- [Task description] Report how many lines below contain the word "PRÉSENT". Give only the number.

- [Given records]
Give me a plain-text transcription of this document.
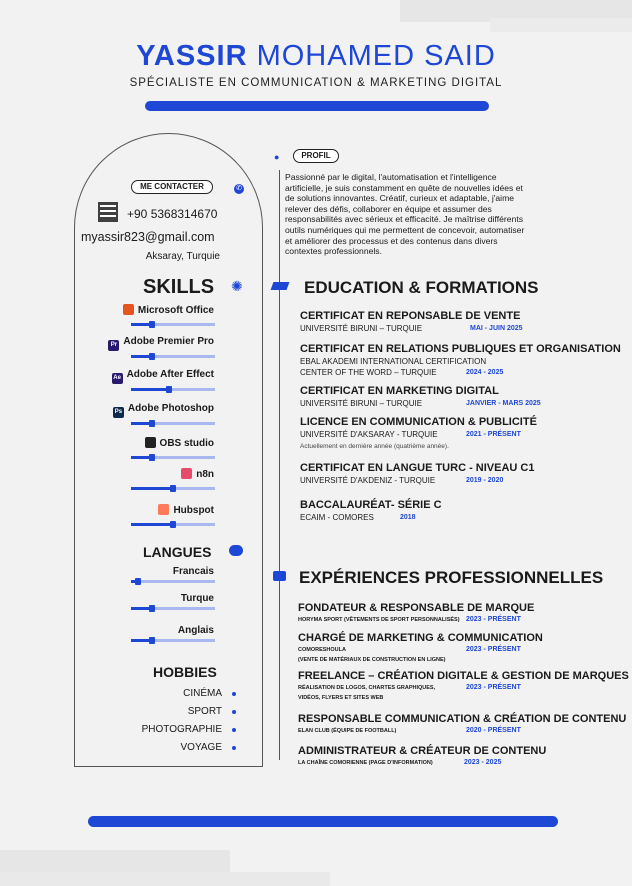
YASSIR MOHAMED SAID
SPÉCIALISTE EN COMMUNICATION & MARKETING DIGITAL
ME CONTACTER	✆
+90 5368314670
myassir823@gmail.com
Aksaray, Turquie
SKILLS ✺
Microsoft Office
Pr Adobe Premier Pro
Ae Adobe After Effect
Ps Adobe Photoshop
OBS studio
n8n
Hubspot
LANGUES
Francais
Turque
Anglais
HOBBIES
CINÉMA
SPORT
PHOTOGRAPHIE
VOYAGE
●	PROFIL
Passionné par le digital, l'automatisation et l'intelligence
artificielle, je suis constamment en quête de nouvelles idées et
de solutions innovantes. Créatif, curieux et adaptable, j'aime
relever des défis, collaborer en équipe et assumer des
responsabilités avec sérieux et efficacité. Je maîtrise différents
outils numériques qui me permettent de concevoir, automatiser
et améliorer des processus et des contenus dans divers
contextes professionnels.
EDUCATION & FORMATIONS
CERTIFICAT EN REPONSABLE DE VENTE
UNIVERSITÉ BIRUNI – TURQUIE	MAI - JUIN 2025
CERTIFICAT EN RELATIONS PUBLIQUES ET ORGANISATION
EBAL AKADEMI INTERNATIONAL CERTIFICATION
CENTER OF THE WORD – TURQUIE	2024 - 2025
CERTIFICAT EN MARKETING DIGITAL
UNIVERSITÉ BIRUNI – TURQUIE	JANVIER - MARS 2025
LICENCE EN COMMUNICATION & PUBLICITÉ
UNIVERSITÉ D'AKSARAY - TURQUIE
Actuellement en dernière année (quatrième année).
2021 - PRÉSENT
CERTIFICAT EN LANGUE TURC - NIVEAU C1
UNIVERSITÉ D'AKDENIZ - TURQUIE	2019 - 2020
BACCALAURÉAT- SÉRIE C
ECAIM - COMORES	2018
EXPÉRIENCES PROFESSIONNELLES
FONDATEUR & RESPONSABLE DE MARQUE
HORYMA SPORT (VÊTEMENTS DE SPORT PERSONNALISÉS) 2023 - PRÉSENT
CHARGÉ DE MARKETING & COMMUNICATION
COMORESHOULA
(VENTE DE MATÉRIAUX DE CONSTRUCTION EN LIGNE)
2023 - PRÉSENT
FREELANCE – CRÉATION DIGITALE & GESTION DE MARQUES
RÉALISATION DE LOGOS, CHARTES GRAPHIQUES,
VIDÉOS, FLYERS ET SITES WEB
2023 - PRÉSENT
RESPONSABLE COMMUNICATION & CRÉATION DE CONTENU
ELAN CLUB (ÉQUIPE DE FOOTBALL)	2020 - PRÉSENT
ADMINISTRATEUR & CRÉATEUR DE CONTENU
LA CHAÎNE COMORIENNE (PAGE D'INFORMATION)	2023 - 2025
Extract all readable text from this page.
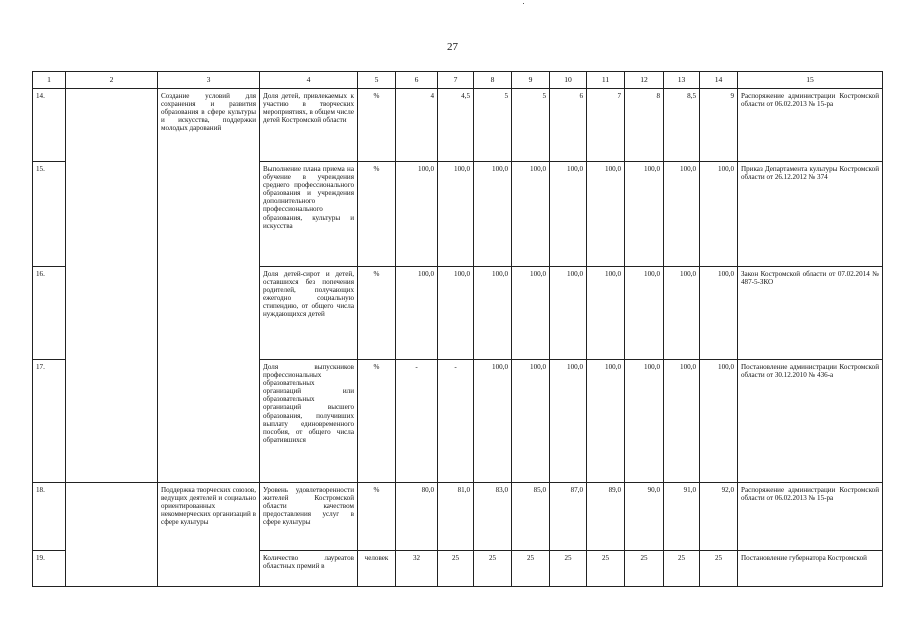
27
1	2	3	4	5	6	7	8	9	10	11	12	13	14	15
14.		Создание условий для сохранения и развития образования в сфере культуры и искусства, поддержки молодых дарований	Доля детей, привлекаемых к участию в творческих мероприятиях, в общем числе детей Костромской области	%	4	4,5	5	5	6	7	8	8,5	9	Распоряжение администрации Костромской области от 06.02.2013 № 15-ра
15.			Выполнение плана приема на обучение в учреждения среднего профессионального образования и учреждения дополнительного профессионального образования, культуры и искусства	%	100,0	100,0	100,0	100,0	100,0	100,0	100,0	100,0	100,0	Приказ Департамента культуры Костромской области от 26.12.2012 № 374
16.			Доля детей-сирот и детей, оставшихся без попечения родителей, получающих ежегодно социальную стипендию, от общего числа нуждающихся детей	%	100,0	100,0	100,0	100,0	100,0	100,0	100,0	100,0	100,0	Закон Костромской области от 07.02.2014 № 487-5-ЗКО
17.			Доля выпускников профессиональных образовательных организаций или образовательных организаций высшего образования, получивших выплату единовременного пособия, от общего числа обратившихся	%	-	-	100,0	100,0	100,0	100,0	100,0	100,0	100,0	Постановление администрации Костромской области от 30.12.2010 № 436-а
18.		Поддержка творческих союзов, ведущих деятелей и социально ориентированных некоммерческих организаций в сфере культуры	Уровень удовлетворенности жителей Костромской области качеством предоставления услуг в сфере культуры	%	80,0	81,0	83,0	85,0	87,0	89,0	90,0	91,0	92,0	Распоряжение администрации Костромской области от 06.02.2013 № 15-ра
19.			Количество лауреатов областных премий в	человек	32	25	25	25	25	25	25	25	25	Постановление губернатора Костромской
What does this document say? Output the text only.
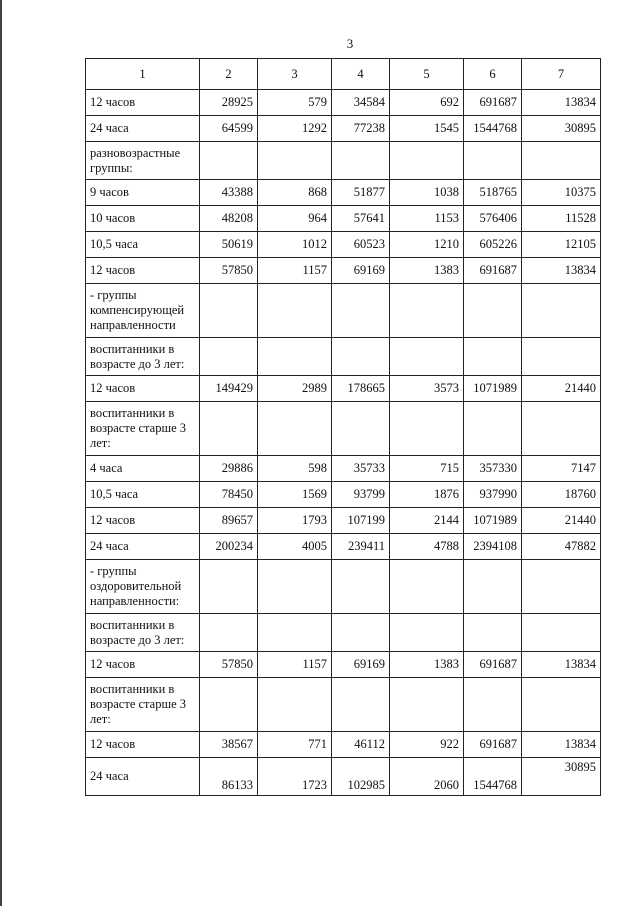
3
1	2	3	4	5	6	7
12 часов	28925	579	34584	692	691687	13834
24 часа	64599	1292	77238	1545	1544768	30895
разновозрастные группы:						
9 часов	43388	868	51877	1038	518765	10375
10 часов	48208	964	57641	1153	576406	11528
10,5 часа	50619	1012	60523	1210	605226	12105
12 часов	57850	1157	69169	1383	691687	13834
- группы компенсирующей направленности						
воспитанники в возрасте до 3 лет:						
12 часов	149429	2989	178665	3573	1071989	21440
воспитанники в возрасте старше 3 лет:						
4 часа	29886	598	35733	715	357330	7147
10,5 часа	78450	1569	93799	1876	937990	18760
12 часов	89657	1793	107199	2144	1071989	21440
24 часа	200234	4005	239411	4788	2394108	47882
- группы оздоровительной направленности:						
воспитанники в возрасте до 3 лет:						
12 часов	57850	1157	69169	1383	691687	13834
воспитанники в возрасте старше 3 лет:						
12 часов	38567	771	46112	922	691687	13834
24 часа	86133	1723	102985	2060	1544768	30895
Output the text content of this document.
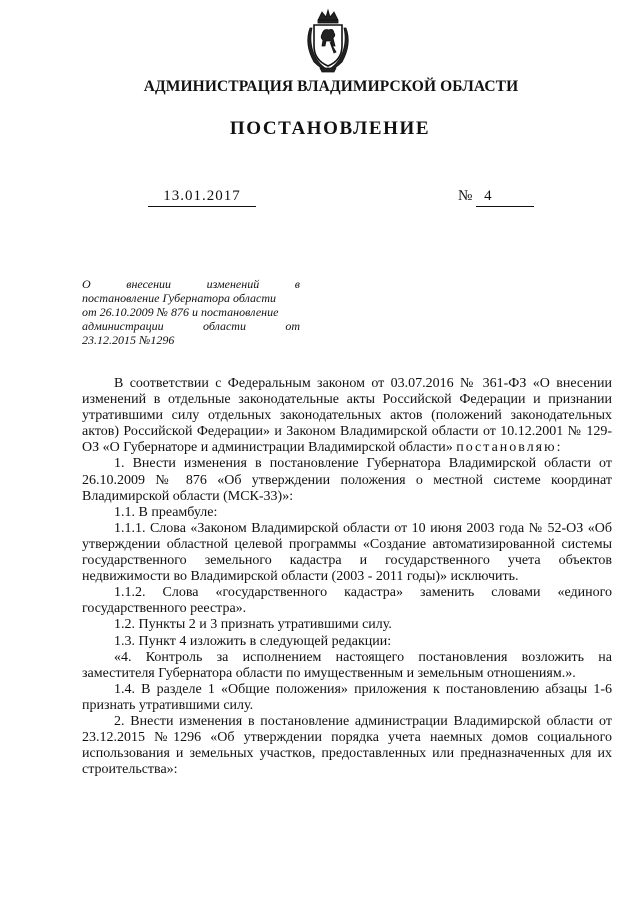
АДМИНИСТРАЦИЯ ВЛАДИМИРСКОЙ ОБЛАСТИ
ПОСТАНОВЛЕНИЕ
13.01.2017	№ 4
О внесении изменений в
постановление Губернатора области
от 26.10.2009 № 876 и постановление
администрации области от
23.12.2015 №1296

В соответствии с Федеральным законом от 03.07.2016 № 361-ФЗ «О внесении изменений в отдельные законодательные акты Российской Федерации и признании утратившими силу отдельных законодательных актов (положений законодательных актов) Российской Федерации» и Законом Владимирской области от 10.12.2001 № 129-ОЗ «О Губернаторе и администрации Владимирской области» постановляю:

1. Внести изменения в постановление Губернатора Владимирской области от 26.10.2009 № 876 «Об утверждении положения о местной системе координат Владимирской области (МСК-33)»:

1.1. В преамбуле:

1.1.1. Слова «Законом Владимирской области от 10 июня 2003 года № 52-ОЗ «Об утверждении областной целевой программы «Создание автоматизированной системы государственного земельного кадастра и государственного учета объектов недвижимости во Владимирской области (2003 - 2011 годы)» исключить.

1.1.2. Слова «государственного кадастра» заменить словами «единого государственного реестра».

1.2. Пункты 2 и 3 признать утратившими силу.

1.3. Пункт 4 изложить в следующей редакции:

«4. Контроль за исполнением настоящего постановления возложить на заместителя Губернатора области по имущественным и земельным отношениям.».

1.4. В разделе 1 «Общие положения» приложения к постановлению абзацы 1-6 признать утратившими силу.

2. Внести изменения в постановление администрации Владимирской области от 23.12.2015 №1296 «Об утверждении порядка учета наемных домов социального использования и земельных участков, предоставленных или предназначенных для их строительства»:
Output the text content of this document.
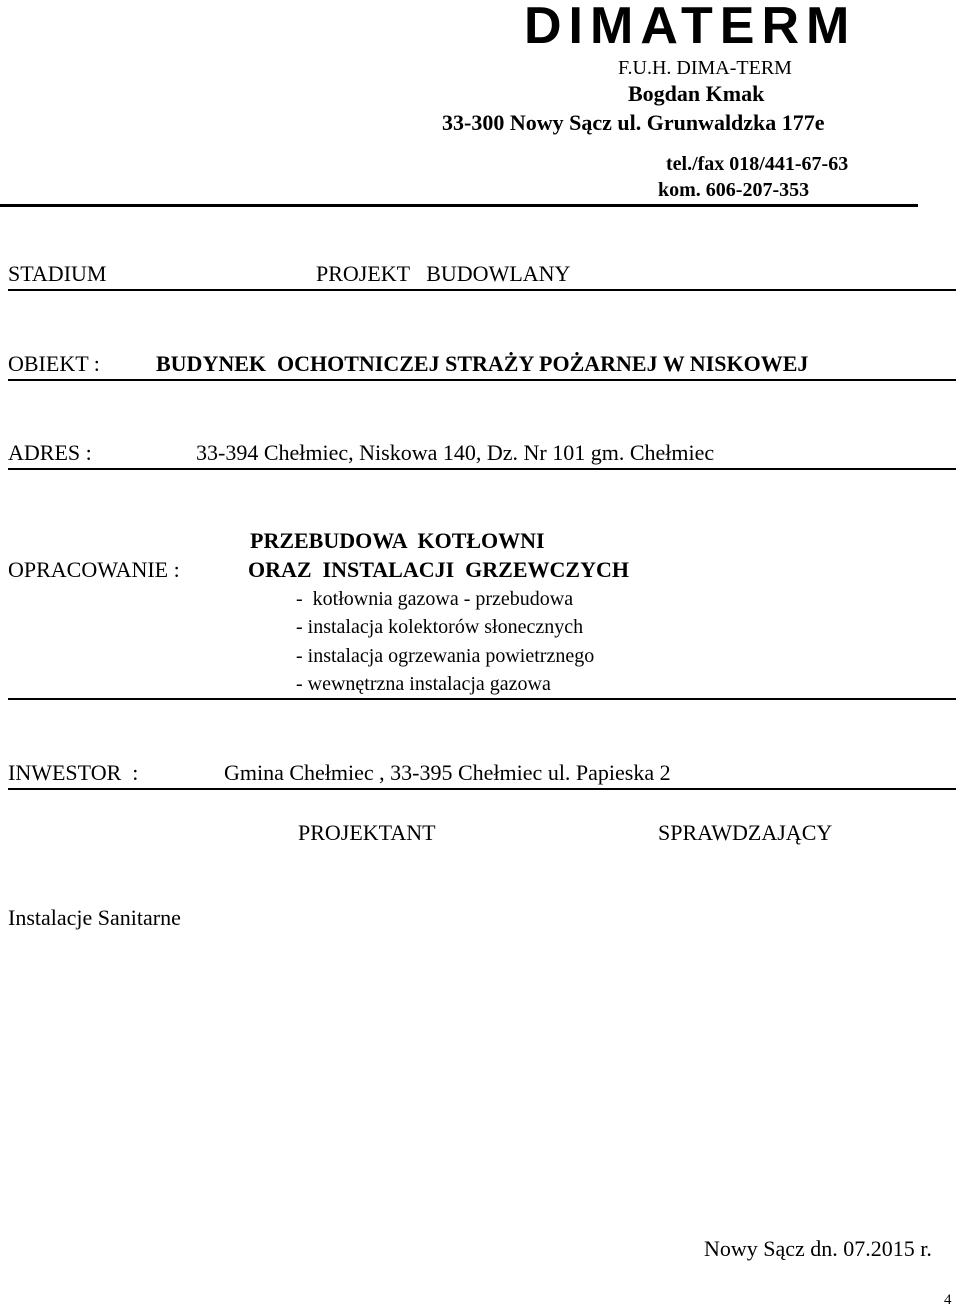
DIMATERM
F.U.H. DIMA-TERM
Bogdan Kmak
33-300 Nowy Sącz ul. Grunwaldzka 177e
tel./fax 018/441-67-63
kom. 606-207-353
STADIUM	PROJEKT   BUDOWLANY
OBIEKT :	BUDYNEK  OCHOTNICZEJ STRAŻY POŻARNEJ W NISKOWEJ
ADRES :	33-394 Chełmiec, Niskowa 140, Dz. Nr 101 gm. Chełmiec
PRZEBUDOWA  KOTŁOWNI
OPRACOWANIE :	ORAZ  INSTALACJI  GRZEWCZYCH
-  kotłownia gazowa - przebudowa
- instalacja kolektorów słonecznych
- instalacja ogrzewania powietrznego
- wewnętrzna instalacja gazowa
INWESTOR  :	Gmina Chełmiec , 33-395 Chełmiec ul. Papieska 2
PROJEKTANT	SPRAWDZAJĄCY
Instalacje Sanitarne
Nowy Sącz dn. 07.2015 r.
4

- [Output for this task] 5